* DATA ROWS

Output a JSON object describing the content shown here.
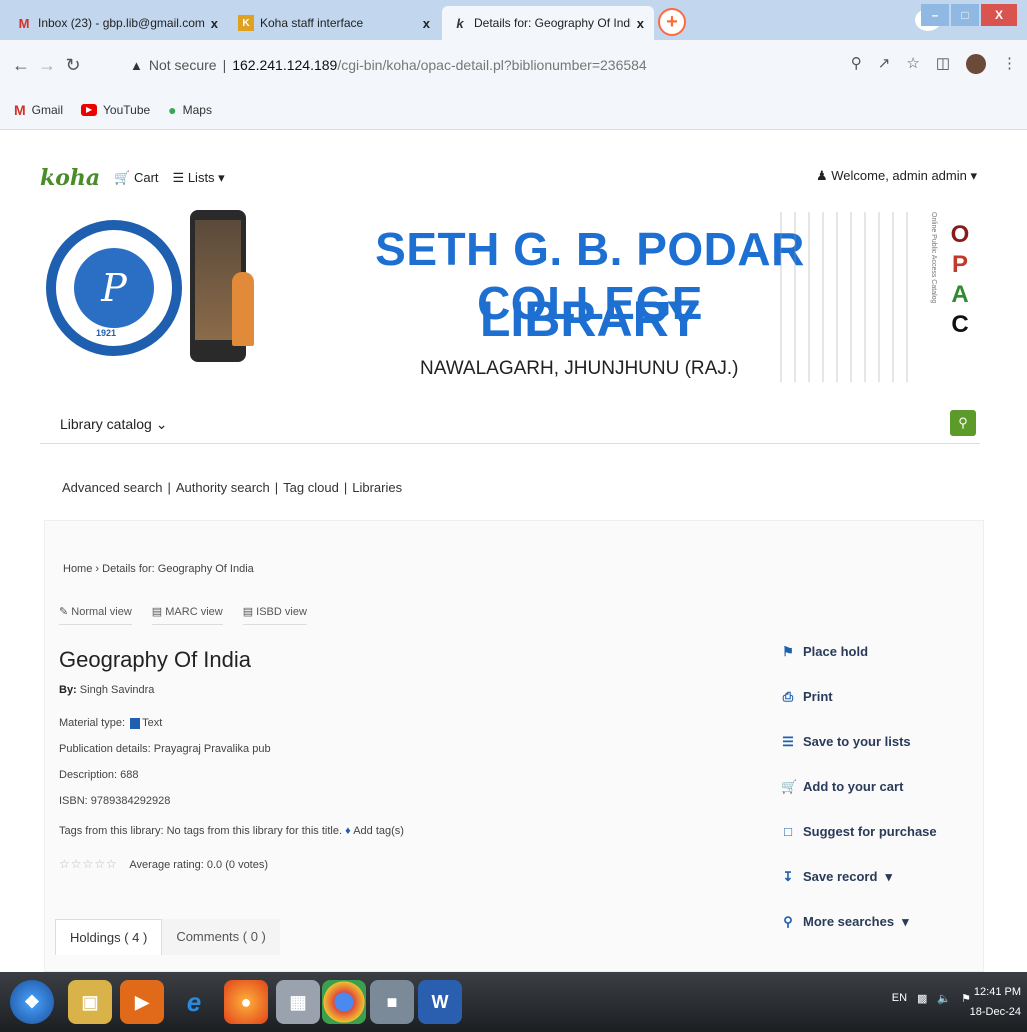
{
  "browser": {
    "tabs": [
      {
        "label": "Inbox (23) - gbp.lib@gmail.com",
        "icon": "gmail-icon"
      },
      {
        "label": "Koha staff interface",
        "icon": "koha-icon"
      },
      {
        "label": "Details for: Geography Of India",
        "icon": "koha-k-icon"
      }
    ],
    "url_security": "Not secure",
    "url_host": "162.241.124.189",
    "url_path": "/cgi-bin/koha/opac-detail.pl?biblionumber=236584",
    "bookmarks": [
      "Gmail",
      "YouTube",
      "Maps"
    ]
  },
  "opac": {
    "logo": "koha",
    "cart_label": "Cart",
    "lists_label": "Lists",
    "welcome": "Welcome, admin admin",
    "banner": {
      "title_line1": "SETH G. B. PODAR COLLEGE",
      "title_line2": "LIBRARY",
      "subtitle": "NAWALAGARH, JHUNJHUNU (RAJ.)",
      "seal_year": "1921",
      "seal_letter": "P",
      "opac_letters": [
        "O",
        "P",
        "A",
        "C"
      ],
      "opac_letter_colors": [
        "#8b1a1a",
        "#c0392b",
        "#2e8b2e",
        "#111111"
      ],
      "vertical_label": "Online Public Access Catalog"
    },
    "search": {
      "catalog_label": "Library catalog"
    },
    "links": [
      "Advanced search",
      "Authority search",
      "Tag cloud",
      "Libraries"
    ],
    "breadcrumb": {
      "home": "Home",
      "current": "Details for: Geography Of India"
    },
    "views": [
      "Normal view",
      "MARC view",
      "ISBD view"
    ],
    "record": {
      "title": "Geography Of India",
      "by_label": "By:",
      "author": "Singh Savindra",
      "material_label": "Material type:",
      "material_value": "Text",
      "publication_label": "Publication details:",
      "publication_value": "Prayagraj Pravalika pub",
      "description_label": "Description:",
      "description_value": "688",
      "isbn_label": "ISBN:",
      "isbn_value": "9789384292928",
      "tags_label": "Tags from this library:",
      "tags_value": "No tags from this library for this title.",
      "add_tags": "Add tag(s)",
      "rating_text": "Average rating: 0.0 (0 votes)",
      "rating_stars": 0
    },
    "bottom_tabs": [
      "Holdings ( 4 )",
      "Comments ( 0 )"
    ],
    "actions": [
      {
        "label": "Place hold",
        "icon": "bookmark-icon"
      },
      {
        "label": "Print",
        "icon": "print-icon"
      },
      {
        "label": "Save to your lists",
        "icon": "list-icon"
      },
      {
        "label": "Add to your cart",
        "icon": "cart-icon"
      },
      {
        "label": "Suggest for purchase",
        "icon": "gift-icon"
      },
      {
        "label": "Save record",
        "icon": "download-icon"
      },
      {
        "label": "More searches",
        "icon": "search-icon"
      }
    ]
  },
  "taskbar": {
    "lang": "EN",
    "time": "12:41 PM",
    "date": "18-Dec-24"
  },
  "colors": {
    "accent_blue": "#1d6fd1",
    "koha_green": "#5c9a2a",
    "tabbar": "#c2d7ee"
  }
}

* WHAT THE EXERCISE ASKS
Reproduce the material word for word, minus the images.

* COMPLETE OUTPUT
Output a JSON object describing the content shown here.
{
  "browser": {
    "tabs": [
      {
        "label": "Inbox (23) - gbp.lib@gmail.com",
        "icon": "gmail-icon"
      },
      {
        "label": "Koha staff interface",
        "icon": "koha-icon"
      },
      {
        "label": "Details for: Geography Of India",
        "icon": "koha-k-icon"
      }
    ],
    "url_security": "Not secure",
    "url_host": "162.241.124.189",
    "url_path": "/cgi-bin/koha/opac-detail.pl?biblionumber=236584",
    "bookmarks": [
      "Gmail",
      "YouTube",
      "Maps"
    ]
  },
  "opac": {
    "logo": "koha",
    "cart_label": "Cart",
    "lists_label": "Lists",
    "welcome": "Welcome, admin admin",
    "banner": {
      "title_line1": "SETH G. B. PODAR COLLEGE",
      "title_line2": "LIBRARY",
      "subtitle": "NAWALAGARH, JHUNJHUNU (RAJ.)",
      "seal_year": "1921",
      "seal_letter": "P",
      "opac_letters": [
        "O",
        "P",
        "A",
        "C"
      ],
      "opac_letter_colors": [
        "#8b1a1a",
        "#c0392b",
        "#2e8b2e",
        "#111111"
      ],
      "vertical_label": "Online Public Access Catalog"
    },
    "search": {
      "catalog_label": "Library catalog"
    },
    "links": [
      "Advanced search",
      "Authority search",
      "Tag cloud",
      "Libraries"
    ],
    "breadcrumb": {
      "home": "Home",
      "current": "Details for: Geography Of India"
    },
    "views": [
      "Normal view",
      "MARC view",
      "ISBD view"
    ],
    "record": {
      "title": "Geography Of India",
      "by_label": "By:",
      "author": "Singh Savindra",
      "material_label": "Material type:",
      "material_value": "Text",
      "publication_label": "Publication details:",
      "publication_value": "Prayagraj Pravalika pub",
      "description_label": "Description:",
      "description_value": "688",
      "isbn_label": "ISBN:",
      "isbn_value": "9789384292928",
      "tags_label": "Tags from this library:",
      "tags_value": "No tags from this library for this title.",
      "add_tags": "Add tag(s)",
      "rating_text": "Average rating: 0.0 (0 votes)",
      "rating_stars": 0
    },
    "bottom_tabs": [
      "Holdings ( 4 )",
      "Comments ( 0 )"
    ],
    "actions": [
      {
        "label": "Place hold",
        "icon": "bookmark-icon"
      },
      {
        "label": "Print",
        "icon": "print-icon"
      },
      {
        "label": "Save to your lists",
        "icon": "list-icon"
      },
      {
        "label": "Add to your cart",
        "icon": "cart-icon"
      },
      {
        "label": "Suggest for purchase",
        "icon": "gift-icon"
      },
      {
        "label": "Save record",
        "icon": "download-icon"
      },
      {
        "label": "More searches",
        "icon": "search-icon"
      }
    ]
  },
  "taskbar": {
    "lang": "EN",
    "time": "12:41 PM",
    "date": "18-Dec-24"
  },
  "colors": {
    "accent_blue": "#1d6fd1",
    "koha_green": "#5c9a2a",
    "tabbar": "#c2d7ee"
  }
}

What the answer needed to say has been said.